→ SHORT EXERCISE
Read the entries below and pull out each line with the string "extended".

→ PROVIDED RECORDS
★ ★ ★ ★ ★
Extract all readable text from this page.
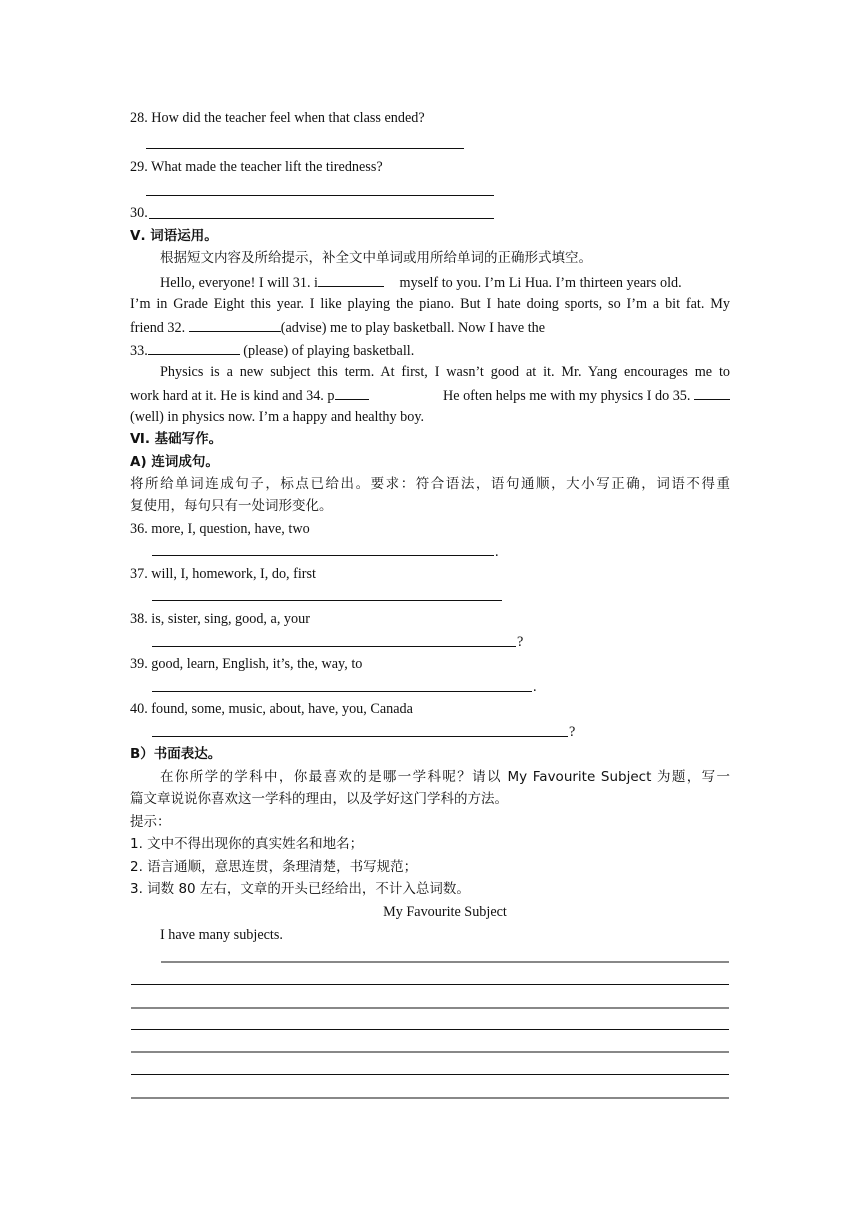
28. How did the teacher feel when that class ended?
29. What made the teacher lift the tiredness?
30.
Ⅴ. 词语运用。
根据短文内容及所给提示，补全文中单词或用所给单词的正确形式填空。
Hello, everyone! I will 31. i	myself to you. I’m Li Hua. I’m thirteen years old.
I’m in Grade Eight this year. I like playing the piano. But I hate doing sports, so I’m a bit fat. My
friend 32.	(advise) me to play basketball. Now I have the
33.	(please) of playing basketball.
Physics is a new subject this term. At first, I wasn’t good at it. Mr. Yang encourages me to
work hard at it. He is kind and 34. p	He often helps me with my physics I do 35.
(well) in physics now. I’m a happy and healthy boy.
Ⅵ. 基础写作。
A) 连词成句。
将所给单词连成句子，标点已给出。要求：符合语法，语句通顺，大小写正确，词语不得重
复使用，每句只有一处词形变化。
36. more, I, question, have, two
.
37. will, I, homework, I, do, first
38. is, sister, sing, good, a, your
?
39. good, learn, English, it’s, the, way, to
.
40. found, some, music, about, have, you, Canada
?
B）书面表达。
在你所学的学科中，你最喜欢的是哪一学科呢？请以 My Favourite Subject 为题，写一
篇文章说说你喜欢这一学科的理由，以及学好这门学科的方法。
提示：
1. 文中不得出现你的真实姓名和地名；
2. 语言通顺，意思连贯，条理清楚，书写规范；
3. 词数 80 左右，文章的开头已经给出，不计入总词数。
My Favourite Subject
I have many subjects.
★ ★ ★ ★ ★
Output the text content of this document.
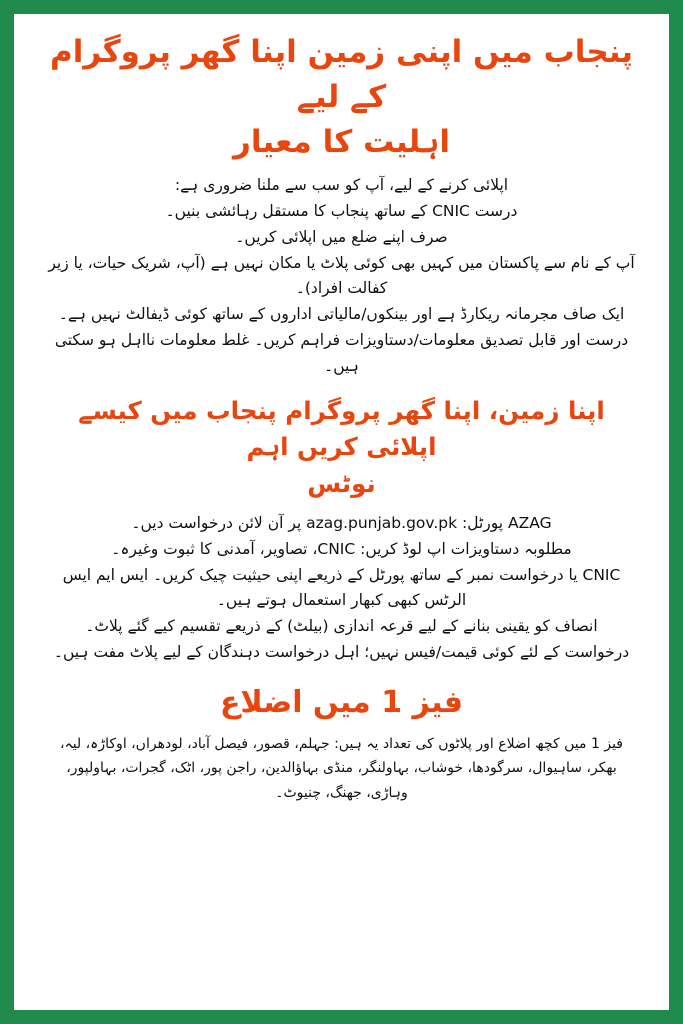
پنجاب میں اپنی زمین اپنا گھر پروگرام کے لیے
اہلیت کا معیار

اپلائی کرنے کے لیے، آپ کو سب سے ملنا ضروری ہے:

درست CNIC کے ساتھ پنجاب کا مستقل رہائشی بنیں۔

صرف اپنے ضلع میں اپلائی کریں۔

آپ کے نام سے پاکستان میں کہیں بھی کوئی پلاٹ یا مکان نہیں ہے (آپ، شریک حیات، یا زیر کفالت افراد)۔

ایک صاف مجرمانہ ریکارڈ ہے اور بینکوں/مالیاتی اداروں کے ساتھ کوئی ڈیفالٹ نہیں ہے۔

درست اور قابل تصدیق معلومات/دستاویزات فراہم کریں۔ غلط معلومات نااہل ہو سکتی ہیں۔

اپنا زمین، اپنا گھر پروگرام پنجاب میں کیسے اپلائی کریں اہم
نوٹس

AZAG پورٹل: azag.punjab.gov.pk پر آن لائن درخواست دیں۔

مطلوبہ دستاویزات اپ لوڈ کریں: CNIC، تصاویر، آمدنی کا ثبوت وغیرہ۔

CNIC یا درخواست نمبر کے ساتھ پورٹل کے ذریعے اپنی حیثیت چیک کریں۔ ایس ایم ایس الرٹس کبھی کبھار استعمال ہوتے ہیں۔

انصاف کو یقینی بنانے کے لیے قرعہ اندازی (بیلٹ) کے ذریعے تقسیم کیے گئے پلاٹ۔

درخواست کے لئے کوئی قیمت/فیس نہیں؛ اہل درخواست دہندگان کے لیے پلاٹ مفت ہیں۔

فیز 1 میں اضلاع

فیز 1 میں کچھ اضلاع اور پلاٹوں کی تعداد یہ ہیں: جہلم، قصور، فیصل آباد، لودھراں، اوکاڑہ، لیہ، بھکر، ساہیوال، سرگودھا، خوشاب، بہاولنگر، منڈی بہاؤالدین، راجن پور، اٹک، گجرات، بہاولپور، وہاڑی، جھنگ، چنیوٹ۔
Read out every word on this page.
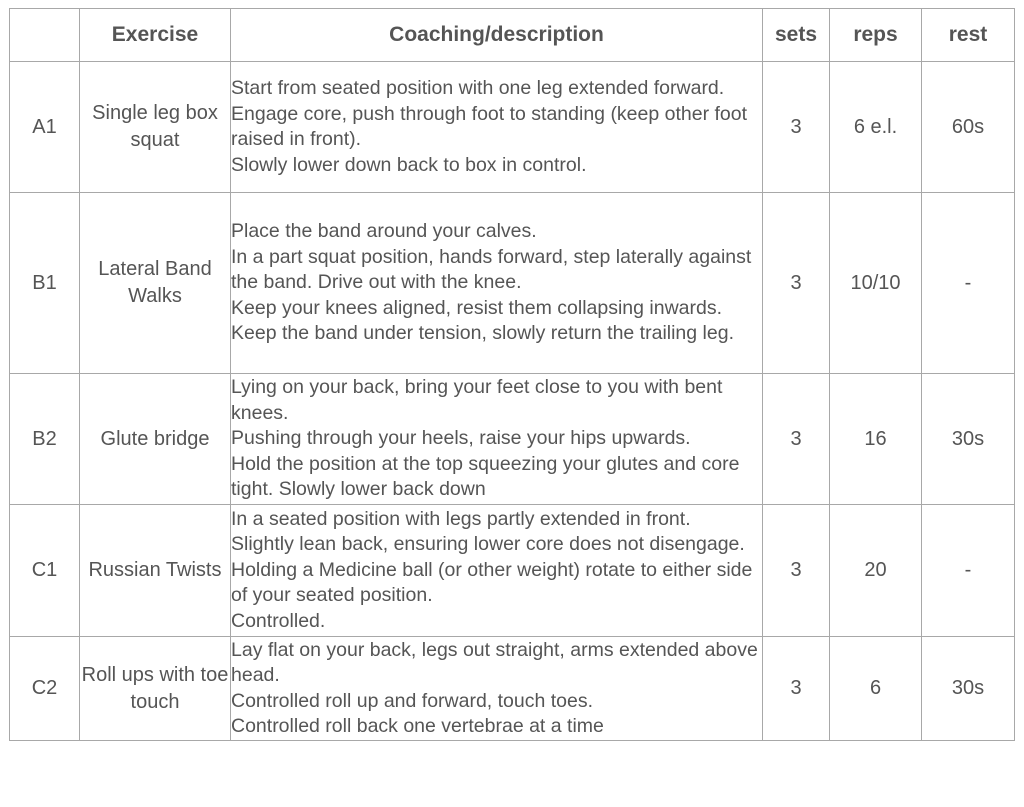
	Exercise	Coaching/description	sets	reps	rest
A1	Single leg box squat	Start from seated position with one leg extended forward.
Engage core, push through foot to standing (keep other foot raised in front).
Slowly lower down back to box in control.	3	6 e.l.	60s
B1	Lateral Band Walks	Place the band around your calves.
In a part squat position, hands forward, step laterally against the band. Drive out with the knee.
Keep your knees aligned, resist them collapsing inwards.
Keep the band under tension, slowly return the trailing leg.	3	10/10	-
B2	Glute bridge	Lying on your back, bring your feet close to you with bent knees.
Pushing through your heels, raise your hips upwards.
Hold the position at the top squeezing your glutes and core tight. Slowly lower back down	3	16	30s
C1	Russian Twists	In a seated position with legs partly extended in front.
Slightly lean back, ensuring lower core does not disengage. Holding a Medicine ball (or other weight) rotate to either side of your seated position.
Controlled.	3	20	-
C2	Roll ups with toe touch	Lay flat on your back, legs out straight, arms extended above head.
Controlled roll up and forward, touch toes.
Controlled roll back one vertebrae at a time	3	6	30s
★ ★ ★ ★ ★
→ EXERCISE SOLUTION
A1	Single leg box squat	Start from seated position with one leg extended forward.
C1	Russian Twists	In a seated position with legs partly extended in front.
C2	Roll ups with toe touch	Lay flat on your back, legs out straight, arms extended above head.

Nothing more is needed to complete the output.